* _Selected text_:

Sections were washed in PBS, incubated with 1 .mu.M Hoescht33342
for 20 minutes (Invitrogen, Carlsbad, Calif.), then washed in PBS
before mounting with Vectashield (Vector, Burlingame, Calif.).
[0093] Statistics. All data are listed as mean.+-.standard
deviation. Data sets were compared by a Student's t-test with
p<0.05 considered significant.
6.2. Results
[0094] Loading of hMSCs is optimized by passive incubation with
negatively charged QDs and is blocked by inhibitors of endocytosis.
Optimal use of QDs for tracking hMSCs requires nearly 100% cell
survival after loading and that loaded cells behave similarly to
unloaded cells. Potential approaches to loading populations of
cells include electroporation[1,9], lipid vehicles[19-21] and
passive (receptor-mediated or unmediated) incubation[22-27].
Loading using QDs with either positively or negatively-charged
surface conjugations was examined using these methods.
Electroporation was least effective, loading only a small fraction
of the hMSC population and causing appreciable cell death.

* _Requirement_: Please quote the methods and results excerpt word for word, beginning at the words "6.2. Results" and stopping after "using these methods.".

* _Data listing_:
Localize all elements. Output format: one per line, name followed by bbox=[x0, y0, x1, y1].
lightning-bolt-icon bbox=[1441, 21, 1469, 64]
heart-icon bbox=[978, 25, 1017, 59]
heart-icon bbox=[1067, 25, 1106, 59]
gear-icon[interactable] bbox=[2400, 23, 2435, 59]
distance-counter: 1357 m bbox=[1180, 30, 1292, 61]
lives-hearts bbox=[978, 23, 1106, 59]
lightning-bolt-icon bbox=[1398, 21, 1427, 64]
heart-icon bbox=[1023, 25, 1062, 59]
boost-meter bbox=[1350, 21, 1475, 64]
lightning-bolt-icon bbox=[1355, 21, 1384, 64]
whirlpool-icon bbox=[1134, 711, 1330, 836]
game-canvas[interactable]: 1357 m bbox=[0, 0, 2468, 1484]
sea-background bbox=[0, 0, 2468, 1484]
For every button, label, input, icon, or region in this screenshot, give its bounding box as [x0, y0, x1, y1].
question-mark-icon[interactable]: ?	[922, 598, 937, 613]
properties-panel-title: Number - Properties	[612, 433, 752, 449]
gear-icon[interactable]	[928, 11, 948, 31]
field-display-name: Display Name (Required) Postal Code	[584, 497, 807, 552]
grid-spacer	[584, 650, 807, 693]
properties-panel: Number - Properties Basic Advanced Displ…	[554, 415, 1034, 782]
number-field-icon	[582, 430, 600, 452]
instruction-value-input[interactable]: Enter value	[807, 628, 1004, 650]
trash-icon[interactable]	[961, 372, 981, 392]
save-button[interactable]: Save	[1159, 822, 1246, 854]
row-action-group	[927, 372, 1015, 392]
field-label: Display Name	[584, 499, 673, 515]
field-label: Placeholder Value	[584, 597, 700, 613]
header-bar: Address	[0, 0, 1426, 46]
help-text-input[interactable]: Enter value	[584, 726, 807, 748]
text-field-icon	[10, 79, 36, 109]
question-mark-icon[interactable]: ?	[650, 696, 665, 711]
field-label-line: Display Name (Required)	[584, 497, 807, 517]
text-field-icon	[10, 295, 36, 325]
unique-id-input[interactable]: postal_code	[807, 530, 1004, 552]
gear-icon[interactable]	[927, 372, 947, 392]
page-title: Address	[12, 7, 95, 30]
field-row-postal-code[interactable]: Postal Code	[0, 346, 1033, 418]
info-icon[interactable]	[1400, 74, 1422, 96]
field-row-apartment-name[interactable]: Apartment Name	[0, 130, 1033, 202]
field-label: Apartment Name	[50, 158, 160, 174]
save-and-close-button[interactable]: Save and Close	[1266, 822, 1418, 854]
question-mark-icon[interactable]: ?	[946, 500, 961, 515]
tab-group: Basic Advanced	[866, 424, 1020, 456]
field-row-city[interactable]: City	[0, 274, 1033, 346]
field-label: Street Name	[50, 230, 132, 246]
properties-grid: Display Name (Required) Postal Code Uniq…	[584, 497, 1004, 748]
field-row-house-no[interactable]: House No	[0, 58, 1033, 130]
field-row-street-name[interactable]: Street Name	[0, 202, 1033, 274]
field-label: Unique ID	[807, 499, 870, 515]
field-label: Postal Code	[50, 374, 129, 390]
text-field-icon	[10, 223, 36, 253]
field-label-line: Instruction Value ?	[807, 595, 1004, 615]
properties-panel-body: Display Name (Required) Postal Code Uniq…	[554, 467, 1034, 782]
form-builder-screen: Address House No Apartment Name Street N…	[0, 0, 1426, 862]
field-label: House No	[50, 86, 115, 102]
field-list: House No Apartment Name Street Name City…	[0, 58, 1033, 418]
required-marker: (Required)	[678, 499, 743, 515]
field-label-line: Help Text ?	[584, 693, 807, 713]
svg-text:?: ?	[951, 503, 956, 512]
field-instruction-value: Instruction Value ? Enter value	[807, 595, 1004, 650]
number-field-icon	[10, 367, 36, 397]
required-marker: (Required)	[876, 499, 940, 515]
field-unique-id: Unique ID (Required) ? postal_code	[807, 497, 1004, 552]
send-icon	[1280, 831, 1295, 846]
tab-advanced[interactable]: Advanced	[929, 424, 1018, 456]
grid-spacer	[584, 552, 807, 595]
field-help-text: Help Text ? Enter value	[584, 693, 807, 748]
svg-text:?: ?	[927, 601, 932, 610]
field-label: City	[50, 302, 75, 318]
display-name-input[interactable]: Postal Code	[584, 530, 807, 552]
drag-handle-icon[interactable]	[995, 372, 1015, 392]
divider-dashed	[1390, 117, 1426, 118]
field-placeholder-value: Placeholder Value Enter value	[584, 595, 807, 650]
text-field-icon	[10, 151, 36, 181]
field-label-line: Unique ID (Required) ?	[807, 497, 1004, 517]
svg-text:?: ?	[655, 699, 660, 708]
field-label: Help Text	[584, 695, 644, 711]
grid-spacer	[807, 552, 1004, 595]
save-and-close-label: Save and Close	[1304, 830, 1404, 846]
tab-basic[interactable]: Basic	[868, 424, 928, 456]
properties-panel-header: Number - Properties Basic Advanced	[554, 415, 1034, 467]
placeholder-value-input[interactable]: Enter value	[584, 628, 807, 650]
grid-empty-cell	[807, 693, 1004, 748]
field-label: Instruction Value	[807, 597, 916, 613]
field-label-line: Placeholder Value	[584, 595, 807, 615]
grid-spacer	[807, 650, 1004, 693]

* _Finished exercise_:
6.2. Results
[0094] Loading of hMSCs is optimized by passive incubation with
negatively charged QDs and is blocked by inhibitors of endocytosis.
Optimal use of QDs for tracking hMSCs requires nearly 100% cell
survival after loading and that loaded cells behave similarly to
unloaded cells. Potential approaches to loading populations of
cells include electroporation[1,9], lipid vehicles[19-21] and
passive (receptor-mediated or unmediated) incubation[22-27].
Loading using QDs with either positively or negatively-charged
surface conjugations was examined using these methods.